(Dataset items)
********

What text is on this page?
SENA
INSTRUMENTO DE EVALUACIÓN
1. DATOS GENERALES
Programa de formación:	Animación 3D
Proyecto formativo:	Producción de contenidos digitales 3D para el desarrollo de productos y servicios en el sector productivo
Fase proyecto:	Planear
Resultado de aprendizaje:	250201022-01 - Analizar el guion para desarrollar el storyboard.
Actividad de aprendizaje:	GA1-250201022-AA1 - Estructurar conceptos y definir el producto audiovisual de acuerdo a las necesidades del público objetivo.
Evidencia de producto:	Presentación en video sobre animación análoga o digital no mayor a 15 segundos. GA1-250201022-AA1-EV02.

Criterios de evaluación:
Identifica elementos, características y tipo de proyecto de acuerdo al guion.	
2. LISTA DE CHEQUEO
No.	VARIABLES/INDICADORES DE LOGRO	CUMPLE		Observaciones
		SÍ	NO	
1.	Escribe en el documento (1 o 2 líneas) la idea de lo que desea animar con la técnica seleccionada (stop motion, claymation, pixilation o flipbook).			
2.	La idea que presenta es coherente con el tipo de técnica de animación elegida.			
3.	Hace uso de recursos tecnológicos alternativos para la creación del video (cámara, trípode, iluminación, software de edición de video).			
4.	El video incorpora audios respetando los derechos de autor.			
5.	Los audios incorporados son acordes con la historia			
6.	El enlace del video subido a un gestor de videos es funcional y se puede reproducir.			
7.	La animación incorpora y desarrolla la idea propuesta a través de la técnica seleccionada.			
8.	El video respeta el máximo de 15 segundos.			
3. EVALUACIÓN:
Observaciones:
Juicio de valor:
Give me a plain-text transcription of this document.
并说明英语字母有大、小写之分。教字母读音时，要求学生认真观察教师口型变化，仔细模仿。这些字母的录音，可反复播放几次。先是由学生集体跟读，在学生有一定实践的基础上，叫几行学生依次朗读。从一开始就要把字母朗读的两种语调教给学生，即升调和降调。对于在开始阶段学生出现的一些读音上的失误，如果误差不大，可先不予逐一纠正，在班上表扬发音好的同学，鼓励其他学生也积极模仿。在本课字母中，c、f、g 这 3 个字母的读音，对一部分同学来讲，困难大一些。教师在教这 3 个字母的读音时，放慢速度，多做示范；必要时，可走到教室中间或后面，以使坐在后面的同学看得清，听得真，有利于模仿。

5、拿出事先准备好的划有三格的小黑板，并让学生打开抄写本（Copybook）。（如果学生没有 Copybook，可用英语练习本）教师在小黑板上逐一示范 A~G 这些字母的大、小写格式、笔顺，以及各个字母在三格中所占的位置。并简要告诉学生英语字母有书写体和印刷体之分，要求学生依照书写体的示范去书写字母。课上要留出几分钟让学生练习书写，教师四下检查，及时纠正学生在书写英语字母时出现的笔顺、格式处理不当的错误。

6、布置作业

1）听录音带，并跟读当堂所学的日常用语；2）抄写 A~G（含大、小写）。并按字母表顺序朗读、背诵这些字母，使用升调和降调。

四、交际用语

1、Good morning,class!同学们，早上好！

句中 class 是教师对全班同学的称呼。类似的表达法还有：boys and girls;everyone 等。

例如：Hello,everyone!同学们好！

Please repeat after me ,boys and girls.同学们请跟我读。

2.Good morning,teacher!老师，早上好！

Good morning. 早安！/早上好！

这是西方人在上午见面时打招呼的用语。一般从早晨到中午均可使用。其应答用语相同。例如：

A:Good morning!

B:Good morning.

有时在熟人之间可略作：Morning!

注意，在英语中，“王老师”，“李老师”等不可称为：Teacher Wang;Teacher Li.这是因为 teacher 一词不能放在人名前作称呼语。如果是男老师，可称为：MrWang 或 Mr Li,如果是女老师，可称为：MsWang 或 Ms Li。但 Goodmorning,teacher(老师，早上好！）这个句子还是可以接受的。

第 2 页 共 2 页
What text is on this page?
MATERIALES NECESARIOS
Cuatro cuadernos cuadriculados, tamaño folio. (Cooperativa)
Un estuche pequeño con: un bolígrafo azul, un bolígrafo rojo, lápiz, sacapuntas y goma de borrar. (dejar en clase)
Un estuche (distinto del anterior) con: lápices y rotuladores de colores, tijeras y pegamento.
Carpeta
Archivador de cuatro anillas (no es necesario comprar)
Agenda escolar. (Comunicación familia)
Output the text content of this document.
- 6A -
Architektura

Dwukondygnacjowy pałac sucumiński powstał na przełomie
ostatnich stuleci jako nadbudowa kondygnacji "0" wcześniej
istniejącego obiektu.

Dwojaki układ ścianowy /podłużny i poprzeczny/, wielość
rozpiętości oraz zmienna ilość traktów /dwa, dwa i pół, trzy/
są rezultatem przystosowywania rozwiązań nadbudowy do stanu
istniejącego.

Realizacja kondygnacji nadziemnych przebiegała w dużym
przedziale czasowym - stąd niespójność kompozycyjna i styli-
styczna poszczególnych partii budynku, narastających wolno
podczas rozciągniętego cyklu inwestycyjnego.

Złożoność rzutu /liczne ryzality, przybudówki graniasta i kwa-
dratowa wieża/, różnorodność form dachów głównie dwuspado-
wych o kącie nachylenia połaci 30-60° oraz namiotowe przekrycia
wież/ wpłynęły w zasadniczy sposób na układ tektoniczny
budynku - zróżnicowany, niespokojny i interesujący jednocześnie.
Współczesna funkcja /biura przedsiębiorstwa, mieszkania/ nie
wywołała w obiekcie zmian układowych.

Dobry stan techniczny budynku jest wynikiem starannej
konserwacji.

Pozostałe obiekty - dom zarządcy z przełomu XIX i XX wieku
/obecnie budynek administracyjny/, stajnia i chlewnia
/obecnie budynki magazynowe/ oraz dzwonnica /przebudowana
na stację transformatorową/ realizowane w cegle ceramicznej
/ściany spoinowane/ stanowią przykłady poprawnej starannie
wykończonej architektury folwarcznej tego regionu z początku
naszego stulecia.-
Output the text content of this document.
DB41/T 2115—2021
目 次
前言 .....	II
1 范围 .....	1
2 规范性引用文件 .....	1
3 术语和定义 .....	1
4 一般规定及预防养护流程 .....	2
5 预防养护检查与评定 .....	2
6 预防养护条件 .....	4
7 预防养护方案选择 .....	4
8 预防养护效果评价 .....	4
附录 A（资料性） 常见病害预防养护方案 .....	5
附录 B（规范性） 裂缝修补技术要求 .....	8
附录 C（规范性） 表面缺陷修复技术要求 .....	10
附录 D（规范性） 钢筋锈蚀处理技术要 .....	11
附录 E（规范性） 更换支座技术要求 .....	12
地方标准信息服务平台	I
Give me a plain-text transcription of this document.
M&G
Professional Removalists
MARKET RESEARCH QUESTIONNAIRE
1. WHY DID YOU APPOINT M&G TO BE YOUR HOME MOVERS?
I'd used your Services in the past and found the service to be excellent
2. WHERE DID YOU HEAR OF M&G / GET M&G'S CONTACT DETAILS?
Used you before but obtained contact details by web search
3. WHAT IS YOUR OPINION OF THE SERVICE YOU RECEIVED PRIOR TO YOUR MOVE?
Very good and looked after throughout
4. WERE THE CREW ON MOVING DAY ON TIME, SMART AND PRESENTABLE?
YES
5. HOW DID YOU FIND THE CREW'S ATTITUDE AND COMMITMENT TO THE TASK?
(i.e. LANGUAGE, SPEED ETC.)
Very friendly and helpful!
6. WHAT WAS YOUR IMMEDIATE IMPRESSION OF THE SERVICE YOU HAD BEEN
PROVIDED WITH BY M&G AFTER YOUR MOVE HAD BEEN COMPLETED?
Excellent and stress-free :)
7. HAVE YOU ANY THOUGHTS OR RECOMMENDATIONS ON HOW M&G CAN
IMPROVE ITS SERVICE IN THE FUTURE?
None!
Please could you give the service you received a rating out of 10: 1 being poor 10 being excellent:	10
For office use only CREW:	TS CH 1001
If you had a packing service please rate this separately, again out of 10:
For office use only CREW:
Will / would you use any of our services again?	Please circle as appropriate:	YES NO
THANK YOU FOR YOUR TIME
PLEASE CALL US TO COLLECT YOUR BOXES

********

Task objective |
Count every line in the data that contains the word "video", then give that count and nothing else.

Solution for this problem |
5